DATA RECORDS
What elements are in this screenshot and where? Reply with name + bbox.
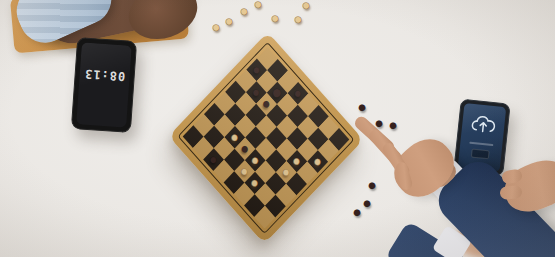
clock-phone[interactable]: 08:13 bbox=[71, 37, 137, 133]
captured-dark-piece[interactable]: ● bbox=[362, 195, 371, 210]
captured-light-piece[interactable]: ● bbox=[301, 0, 310, 12]
captured-dark-piece[interactable]: ● bbox=[352, 204, 361, 219]
captured-light-piece[interactable]: ● bbox=[224, 13, 233, 28]
captured-dark-piece[interactable]: ● bbox=[388, 117, 397, 132]
photo-scene: 08:13 ●●●●●●●●●●●●●● ●●●●●●●●●●●●● bbox=[0, 0, 555, 257]
captured-light-piece[interactable]: ● bbox=[239, 3, 248, 18]
captured-light-piece[interactable]: ● bbox=[253, 0, 262, 11]
clock-phone-screen: 08:13 bbox=[76, 42, 132, 127]
captured-light-piece[interactable]: ● bbox=[293, 11, 302, 26]
screen-caption-line bbox=[469, 142, 493, 146]
captured-light-piece[interactable]: ● bbox=[211, 19, 220, 34]
captured-dark-piece[interactable]: ● bbox=[357, 99, 366, 114]
cloud-upload-icon bbox=[469, 113, 498, 142]
captured-light-piece[interactable]: ● bbox=[270, 10, 279, 25]
clock-time: 08:13 bbox=[84, 67, 126, 84]
captured-dark-piece[interactable]: ● bbox=[367, 177, 376, 192]
captured-dark-piece[interactable]: ● bbox=[374, 115, 383, 130]
screen-button-pill[interactable] bbox=[471, 149, 490, 160]
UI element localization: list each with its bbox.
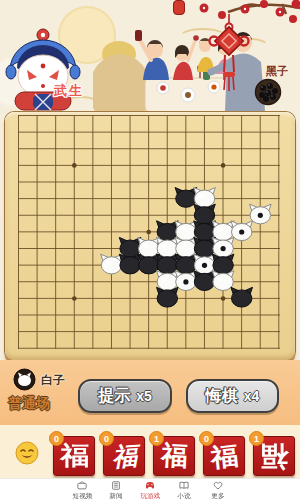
- arena-mode-label: 普通场: [8, 395, 50, 413]
- nav-label: 小说: [177, 491, 190, 500]
- fu-card-row: 0 福 0 福 1 福 0 福 1 福: [0, 425, 300, 478]
- star-point: [72, 163, 77, 168]
- white-side-label: 白子: [41, 372, 65, 389]
- black-stones-bowl-icon: [254, 78, 282, 106]
- fu-card[interactable]: 0 福: [103, 436, 145, 476]
- nav-item-novel[interactable]: 小说: [171, 479, 198, 500]
- fu-card[interactable]: 0 福: [203, 436, 245, 476]
- black-stone: [231, 287, 253, 307]
- nav-label: 短视频: [72, 491, 92, 500]
- star-point: [72, 296, 77, 301]
- hint-count: x5: [136, 388, 152, 404]
- winning-stone-marker: [202, 263, 207, 268]
- black-side-label: 黑子: [266, 64, 288, 79]
- gamepad-icon: [143, 481, 157, 490]
- fu-character: 福: [208, 436, 239, 477]
- fu-character: 福: [160, 435, 188, 476]
- nav-item-short-video[interactable]: 短视频: [69, 479, 96, 500]
- winning-stone-marker: [258, 213, 263, 218]
- hint-button-label: 提示: [98, 386, 130, 407]
- fu-character: 福: [60, 437, 89, 475]
- nav-item-news[interactable]: 新闻: [103, 479, 130, 500]
- star-point: [146, 230, 151, 235]
- bottom-nav: 短视频 新闻 玩游戏 小说 更多: [0, 478, 300, 500]
- undo-button-label: 悔棋: [206, 386, 238, 407]
- black-stone: [194, 271, 216, 291]
- gomoku-board[interactable]: [5, 112, 295, 360]
- newspaper-icon: [109, 481, 123, 490]
- header-scene: 武生: [0, 0, 300, 112]
- lantern-icon: [173, 0, 185, 15]
- book-icon: [177, 481, 191, 490]
- white-stone-icon: [13, 368, 36, 391]
- white-stone: [194, 188, 216, 208]
- smiley-emoji-icon[interactable]: [15, 441, 39, 465]
- undo-count: x4: [244, 388, 260, 404]
- nav-item-more[interactable]: 更多: [205, 479, 232, 500]
- winning-stone-marker: [239, 229, 244, 234]
- nav-label: 新闻: [109, 491, 122, 500]
- winning-stone-marker: [221, 246, 226, 251]
- fu-character: 福: [110, 436, 138, 476]
- control-bar: 白子 普通场 提示 x5 悔棋 x4: [0, 360, 300, 425]
- hint-button[interactable]: 提示 x5: [78, 379, 172, 413]
- star-point: [221, 296, 226, 301]
- black-stone: [119, 254, 141, 274]
- winning-stone-marker: [183, 279, 188, 284]
- nav-label: 玩游戏: [140, 491, 160, 500]
- fu-character: 福: [260, 435, 288, 477]
- heart-icon: [211, 481, 225, 490]
- black-stone: [157, 287, 179, 307]
- stones-layer: [5, 112, 295, 360]
- undo-button[interactable]: 悔棋 x4: [186, 379, 279, 413]
- white-stone: [157, 271, 179, 291]
- nav-item-play-game[interactable]: 玩游戏: [137, 479, 164, 500]
- gomoku-app-screen: 武生: [0, 0, 300, 500]
- fu-card[interactable]: 1 福: [253, 436, 295, 476]
- nav-label: 更多: [211, 491, 224, 500]
- tv-icon: [75, 481, 89, 490]
- player-role-label: 武生: [54, 82, 84, 100]
- white-stone: [101, 254, 123, 274]
- fu-card[interactable]: 1 福: [153, 436, 195, 476]
- fu-card[interactable]: 0 福: [53, 436, 95, 476]
- star-point: [221, 163, 226, 168]
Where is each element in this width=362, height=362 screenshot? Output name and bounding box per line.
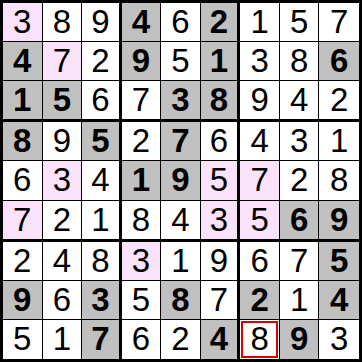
sudoku-cell[interactable]: 1 — [161, 242, 201, 281]
sudoku-cell[interactable]: 4 — [240, 122, 280, 161]
sudoku-cell[interactable]: 5 — [122, 281, 162, 320]
sudoku-cell[interactable]: 3 — [319, 320, 359, 359]
sudoku-cell[interactable]: 7 — [82, 320, 122, 359]
sudoku-cell[interactable]: 1 — [43, 320, 83, 359]
sudoku-cell[interactable]: 9 — [280, 320, 320, 359]
sudoku-cell[interactable]: 9 — [240, 81, 280, 122]
sudoku-cell[interactable]: 8 — [122, 201, 162, 242]
sudoku-cell[interactable]: 6 — [280, 201, 320, 242]
sudoku-cell[interactable]: 5 — [43, 81, 83, 122]
sudoku-cell[interactable]: 1 — [3, 81, 43, 122]
sudoku-cell[interactable]: 4 — [201, 320, 241, 359]
sudoku-cell[interactable]: 1 — [201, 42, 241, 81]
sudoku-cell[interactable]: 2 — [319, 81, 359, 122]
sudoku-cell[interactable]: 7 — [122, 81, 162, 122]
sudoku-cell[interactable]: 8 — [43, 3, 83, 42]
selected-cell[interactable]: 8 — [240, 320, 280, 359]
sudoku-cell[interactable]: 5 — [161, 42, 201, 81]
sudoku-cell[interactable]: 8 — [201, 81, 241, 122]
sudoku-cell[interactable]: 3 — [201, 201, 241, 242]
sudoku-cell[interactable]: 4 — [82, 161, 122, 200]
sudoku-cell[interactable]: 5 — [3, 320, 43, 359]
sudoku-cell[interactable]: 6 — [3, 161, 43, 200]
sudoku-cell[interactable]: 3 — [240, 42, 280, 81]
sudoku-cell[interactable]: 7 — [280, 242, 320, 281]
sudoku-cell[interactable]: 8 — [161, 281, 201, 320]
sudoku-cell[interactable]: 6 — [82, 81, 122, 122]
sudoku-cell[interactable]: 9 — [319, 201, 359, 242]
sudoku-cell[interactable]: 4 — [280, 81, 320, 122]
sudoku-cell[interactable]: 4 — [319, 281, 359, 320]
sudoku-cell[interactable]: 2 — [43, 201, 83, 242]
sudoku-cell[interactable]: 4 — [122, 3, 162, 42]
sudoku-cell[interactable]: 2 — [161, 320, 201, 359]
sudoku-cell[interactable]: 3 — [43, 161, 83, 200]
sudoku-cell[interactable]: 7 — [43, 42, 83, 81]
sudoku-cell[interactable]: 5 — [319, 242, 359, 281]
sudoku-cell[interactable]: 8 — [82, 242, 122, 281]
sudoku-cell[interactable]: 8 — [280, 42, 320, 81]
sudoku-cell[interactable]: 3 — [82, 281, 122, 320]
sudoku-cell[interactable]: 8 — [319, 161, 359, 200]
sudoku-cell[interactable]: 7 — [201, 281, 241, 320]
sudoku-cell[interactable]: 9 — [3, 281, 43, 320]
sudoku-cell[interactable]: 3 — [161, 81, 201, 122]
sudoku-cell[interactable]: 6 — [43, 281, 83, 320]
sudoku-cell[interactable]: 9 — [122, 42, 162, 81]
sudoku-cell[interactable]: 7 — [161, 122, 201, 161]
sudoku-cell[interactable]: 1 — [319, 122, 359, 161]
sudoku-cell[interactable]: 6 — [240, 242, 280, 281]
sudoku-cell[interactable]: 2 — [280, 161, 320, 200]
sudoku-cell[interactable]: 3 — [122, 242, 162, 281]
sudoku-cell[interactable]: 2 — [240, 281, 280, 320]
sudoku-cell[interactable]: 9 — [43, 122, 83, 161]
sudoku-cell[interactable]: 5 — [201, 161, 241, 200]
sudoku-cell[interactable]: 1 — [82, 201, 122, 242]
sudoku-cell[interactable]: 9 — [82, 3, 122, 42]
sudoku-cell[interactable]: 2 — [122, 122, 162, 161]
sudoku-cell[interactable]: 2 — [3, 242, 43, 281]
sudoku-cell[interactable]: 8 — [3, 122, 43, 161]
sudoku-cell[interactable]: 3 — [3, 3, 43, 42]
sudoku-cell[interactable]: 5 — [240, 201, 280, 242]
sudoku-board: 3894621574729513861567389428952764316341… — [0, 0, 362, 362]
sudoku-cell[interactable]: 6 — [161, 3, 201, 42]
sudoku-cell[interactable]: 1 — [280, 281, 320, 320]
sudoku-cell[interactable]: 5 — [280, 3, 320, 42]
sudoku-cell[interactable]: 1 — [122, 161, 162, 200]
sudoku-cell[interactable]: 5 — [82, 122, 122, 161]
sudoku-cell[interactable]: 4 — [43, 242, 83, 281]
sudoku-cell[interactable]: 7 — [319, 3, 359, 42]
sudoku-cell[interactable]: 7 — [3, 201, 43, 242]
sudoku-cell[interactable]: 6 — [319, 42, 359, 81]
sudoku-cell[interactable]: 4 — [3, 42, 43, 81]
sudoku-cell[interactable]: 6 — [201, 122, 241, 161]
sudoku-cell[interactable]: 9 — [161, 161, 201, 200]
sudoku-cell[interactable]: 2 — [82, 42, 122, 81]
sudoku-cell[interactable]: 6 — [122, 320, 162, 359]
sudoku-cell[interactable]: 3 — [280, 122, 320, 161]
sudoku-cell[interactable]: 9 — [201, 242, 241, 281]
sudoku-cell[interactable]: 2 — [201, 3, 241, 42]
sudoku-cell[interactable]: 1 — [240, 3, 280, 42]
sudoku-cell[interactable]: 4 — [161, 201, 201, 242]
sudoku-cell[interactable]: 7 — [240, 161, 280, 200]
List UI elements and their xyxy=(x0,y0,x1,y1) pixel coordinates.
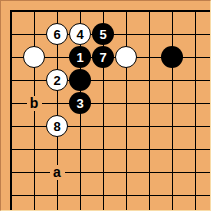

WORK TO BE COMPLETED
Print, without any change, the lines of the material that start at the one containing "- arena-mode-label: 普通场: [8, 395, 50, 413]" and end after the one containing "- smiley-emoji-icon[interactable]: [15, 441, 39, 465]".

EXERCISE ANSWER
- arena-mode-label: 普通场: [8, 395, 50, 413]
- nav-label: 小说: [177, 491, 190, 500]
- fu-card-row: 0 福 0 福 1 福 0 福 1 福: [0, 425, 300, 478]
- star-point: [72, 163, 77, 168]
- white-side-label: 白子: [41, 372, 65, 389]
- black-stones-bowl-icon: [254, 78, 282, 106]
- fu-card[interactable]: 0 福: [103, 436, 145, 476]
- nav-item-novel[interactable]: 小说: [171, 479, 198, 500]
- fu-card[interactable]: 0 福: [203, 436, 245, 476]
- black-stone: [231, 287, 253, 307]
- nav-label: 短视频: [72, 491, 92, 500]
- star-point: [72, 296, 77, 301]
- hint-count: x5: [136, 388, 152, 404]
- winning-stone-marker: [202, 263, 207, 268]
- black-side-label: 黑子: [266, 64, 288, 79]
- gamepad-icon: [143, 481, 157, 490]
- fu-character: 福: [208, 436, 239, 477]
- fu-character: 福: [160, 435, 188, 476]
- nav-item-short-video[interactable]: 短视频: [69, 479, 96, 500]
- winning-stone-marker: [258, 213, 263, 218]
- hint-button-label: 提示: [98, 386, 130, 407]
- fu-character: 福: [60, 437, 89, 475]
- nav-item-news[interactable]: 新闻: [103, 479, 130, 500]
- star-point: [146, 230, 151, 235]
- bottom-nav: 短视频 新闻 玩游戏 小说 更多: [0, 478, 300, 500]
- undo-button-label: 悔棋: [206, 386, 238, 407]
- black-stone: [194, 271, 216, 291]
- gomoku-board[interactable]: [5, 112, 295, 360]
- newspaper-icon: [109, 481, 123, 490]
- header-scene: 武生: [0, 0, 300, 112]
- lantern-icon: [173, 0, 185, 15]
- book-icon: [177, 481, 191, 490]
- white-stone-icon: [13, 368, 36, 391]
- white-stone: [194, 188, 216, 208]
- smiley-emoji-icon[interactable]: [15, 441, 39, 465]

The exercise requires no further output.